Recorded data:
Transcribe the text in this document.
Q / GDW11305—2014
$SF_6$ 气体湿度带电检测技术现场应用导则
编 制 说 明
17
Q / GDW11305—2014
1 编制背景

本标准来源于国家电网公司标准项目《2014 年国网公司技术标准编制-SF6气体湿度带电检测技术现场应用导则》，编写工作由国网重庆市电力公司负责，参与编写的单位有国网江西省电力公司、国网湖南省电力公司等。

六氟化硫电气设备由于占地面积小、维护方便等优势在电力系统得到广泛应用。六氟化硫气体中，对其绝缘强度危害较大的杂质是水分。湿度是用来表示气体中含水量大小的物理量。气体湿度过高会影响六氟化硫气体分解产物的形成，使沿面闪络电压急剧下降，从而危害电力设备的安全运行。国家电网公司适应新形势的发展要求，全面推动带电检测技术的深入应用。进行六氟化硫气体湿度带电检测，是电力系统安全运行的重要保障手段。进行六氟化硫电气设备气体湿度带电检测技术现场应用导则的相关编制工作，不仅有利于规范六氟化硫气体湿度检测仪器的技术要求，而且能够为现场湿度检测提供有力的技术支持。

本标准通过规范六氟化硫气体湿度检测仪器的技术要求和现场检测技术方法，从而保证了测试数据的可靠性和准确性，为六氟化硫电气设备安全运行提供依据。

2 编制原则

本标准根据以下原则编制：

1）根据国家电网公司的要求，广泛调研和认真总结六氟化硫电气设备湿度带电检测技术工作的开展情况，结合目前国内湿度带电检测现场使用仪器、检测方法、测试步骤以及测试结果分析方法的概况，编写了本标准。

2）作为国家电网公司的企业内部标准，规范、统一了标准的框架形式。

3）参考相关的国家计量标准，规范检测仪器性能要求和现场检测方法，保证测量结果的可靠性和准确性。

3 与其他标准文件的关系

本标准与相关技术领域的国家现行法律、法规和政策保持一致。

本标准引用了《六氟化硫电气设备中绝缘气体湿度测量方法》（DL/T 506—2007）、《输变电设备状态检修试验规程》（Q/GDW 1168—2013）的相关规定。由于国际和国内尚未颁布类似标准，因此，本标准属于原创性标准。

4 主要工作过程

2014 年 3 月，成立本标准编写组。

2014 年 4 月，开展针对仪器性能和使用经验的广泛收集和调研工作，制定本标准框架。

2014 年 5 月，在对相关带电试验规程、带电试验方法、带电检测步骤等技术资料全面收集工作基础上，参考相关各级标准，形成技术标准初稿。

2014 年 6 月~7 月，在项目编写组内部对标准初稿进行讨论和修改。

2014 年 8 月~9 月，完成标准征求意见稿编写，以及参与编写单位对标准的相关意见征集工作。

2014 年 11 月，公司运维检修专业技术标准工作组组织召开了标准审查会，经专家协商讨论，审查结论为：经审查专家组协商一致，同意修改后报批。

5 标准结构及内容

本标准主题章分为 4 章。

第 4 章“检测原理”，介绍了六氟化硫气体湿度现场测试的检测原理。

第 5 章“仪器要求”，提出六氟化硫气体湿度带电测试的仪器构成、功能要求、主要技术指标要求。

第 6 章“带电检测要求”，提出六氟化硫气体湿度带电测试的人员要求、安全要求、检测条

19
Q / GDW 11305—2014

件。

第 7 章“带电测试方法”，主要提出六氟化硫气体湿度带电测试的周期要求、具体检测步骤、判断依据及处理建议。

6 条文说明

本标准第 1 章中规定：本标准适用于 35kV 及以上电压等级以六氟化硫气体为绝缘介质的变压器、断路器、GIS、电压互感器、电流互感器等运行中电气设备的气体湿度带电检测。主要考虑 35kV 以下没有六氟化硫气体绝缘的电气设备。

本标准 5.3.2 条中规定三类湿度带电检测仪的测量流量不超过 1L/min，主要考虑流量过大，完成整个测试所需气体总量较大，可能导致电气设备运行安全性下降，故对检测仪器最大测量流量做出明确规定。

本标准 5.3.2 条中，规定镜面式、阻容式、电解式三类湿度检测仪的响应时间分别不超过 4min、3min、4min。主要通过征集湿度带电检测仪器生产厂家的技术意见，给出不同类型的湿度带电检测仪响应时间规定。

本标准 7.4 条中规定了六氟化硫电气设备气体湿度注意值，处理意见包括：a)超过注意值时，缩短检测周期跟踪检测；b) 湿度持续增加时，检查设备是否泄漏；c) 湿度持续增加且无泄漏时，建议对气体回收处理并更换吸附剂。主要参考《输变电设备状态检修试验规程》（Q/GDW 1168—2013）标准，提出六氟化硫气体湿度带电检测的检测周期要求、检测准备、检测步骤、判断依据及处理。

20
---
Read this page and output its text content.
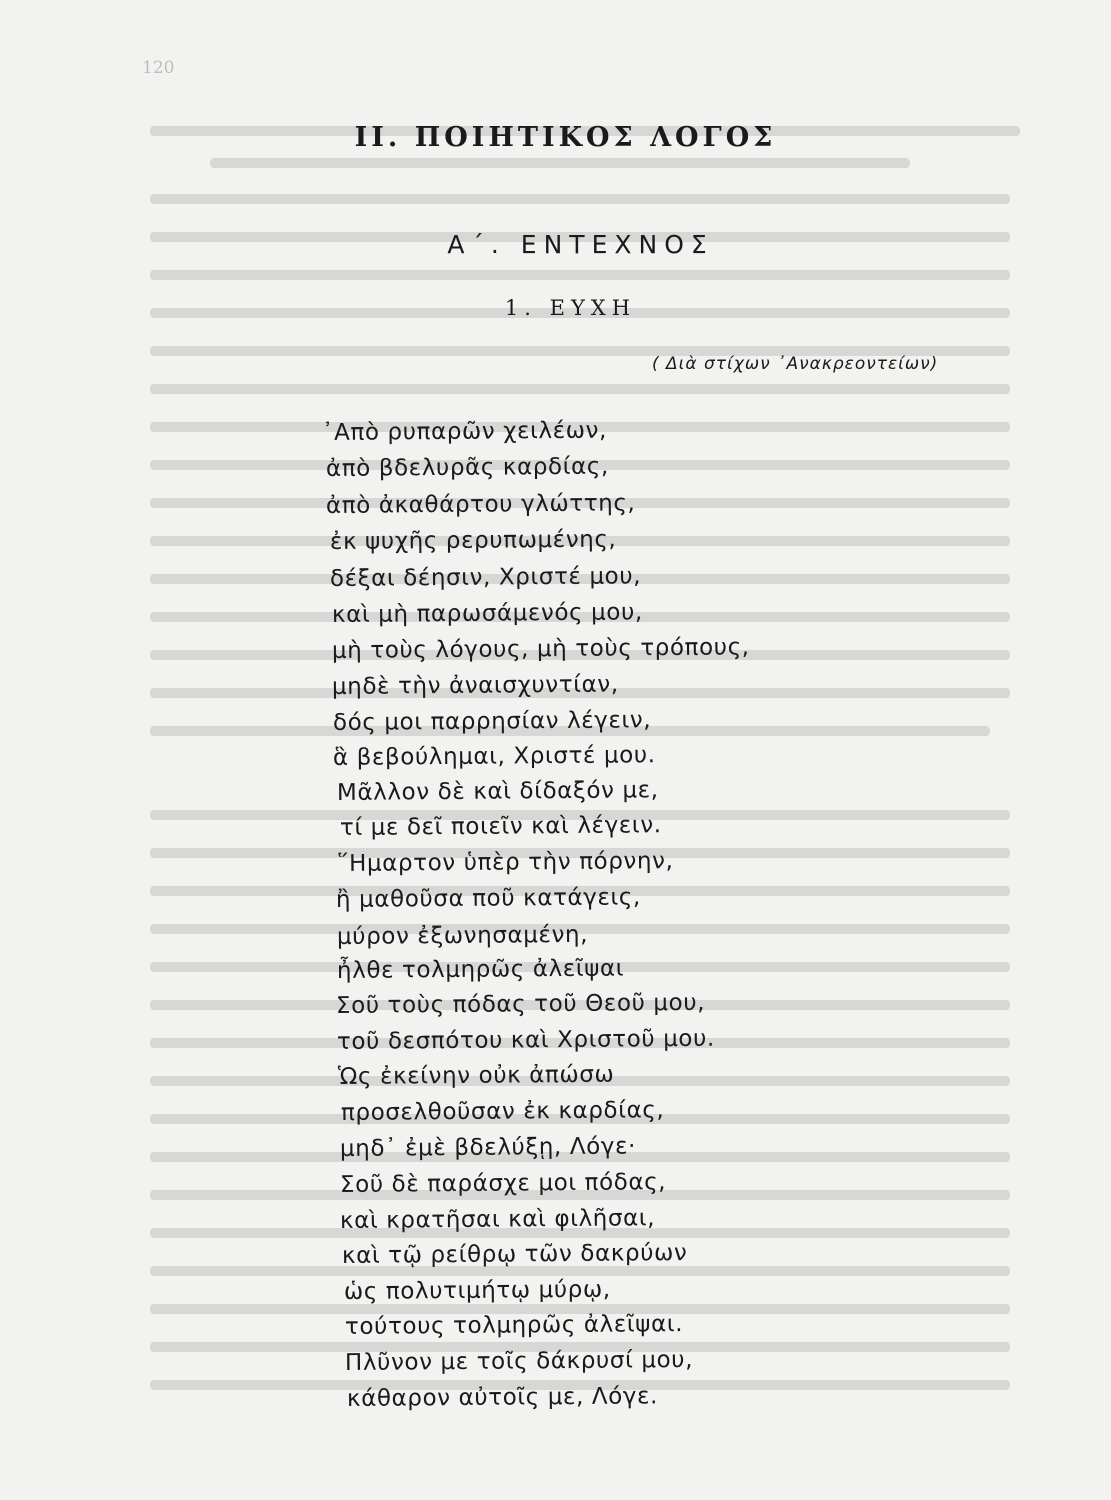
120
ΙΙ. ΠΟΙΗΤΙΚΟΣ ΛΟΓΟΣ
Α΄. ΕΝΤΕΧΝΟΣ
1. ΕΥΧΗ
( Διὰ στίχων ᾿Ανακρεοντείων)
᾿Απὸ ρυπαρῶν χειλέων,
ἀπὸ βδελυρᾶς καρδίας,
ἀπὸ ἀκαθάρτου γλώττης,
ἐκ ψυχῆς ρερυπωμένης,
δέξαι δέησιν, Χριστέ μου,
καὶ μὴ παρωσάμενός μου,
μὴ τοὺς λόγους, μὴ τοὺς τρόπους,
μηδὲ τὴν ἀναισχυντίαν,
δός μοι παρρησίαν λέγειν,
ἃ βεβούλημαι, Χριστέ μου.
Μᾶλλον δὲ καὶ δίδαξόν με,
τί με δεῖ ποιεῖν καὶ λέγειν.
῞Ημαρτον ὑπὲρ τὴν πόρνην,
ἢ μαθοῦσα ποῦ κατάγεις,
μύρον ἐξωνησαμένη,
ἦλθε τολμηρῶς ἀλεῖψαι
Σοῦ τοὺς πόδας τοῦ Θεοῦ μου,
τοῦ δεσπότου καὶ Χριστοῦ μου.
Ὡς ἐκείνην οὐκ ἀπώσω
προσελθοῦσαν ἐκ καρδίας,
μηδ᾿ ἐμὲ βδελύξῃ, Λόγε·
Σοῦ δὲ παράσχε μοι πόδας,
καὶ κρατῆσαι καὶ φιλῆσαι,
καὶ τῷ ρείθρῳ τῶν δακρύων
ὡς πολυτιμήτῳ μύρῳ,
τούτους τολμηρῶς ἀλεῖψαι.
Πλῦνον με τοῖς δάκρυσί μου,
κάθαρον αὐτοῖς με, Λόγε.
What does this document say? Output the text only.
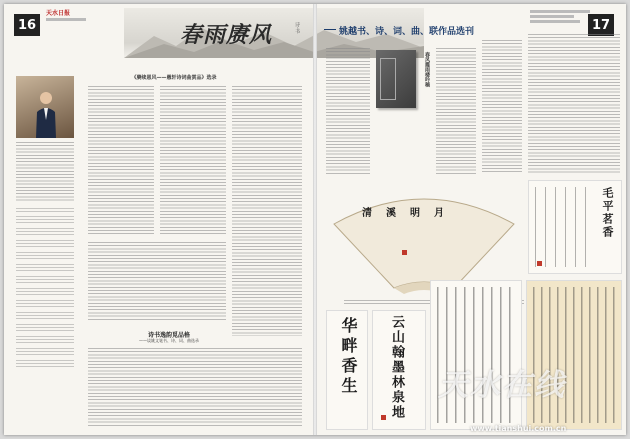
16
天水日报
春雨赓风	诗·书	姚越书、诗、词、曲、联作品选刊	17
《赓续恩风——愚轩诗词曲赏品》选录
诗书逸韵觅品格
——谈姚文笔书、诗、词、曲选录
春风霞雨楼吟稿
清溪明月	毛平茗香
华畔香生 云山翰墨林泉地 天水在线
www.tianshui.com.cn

• **The task**: Only lines with the word "ἀλεῖψαι" should be collected from the material.

• **Exercise answer**:
ἦλθε τολμηρῶς ἀλεῖψαι
τούτους τολμηρῶς ἀλεῖψαι.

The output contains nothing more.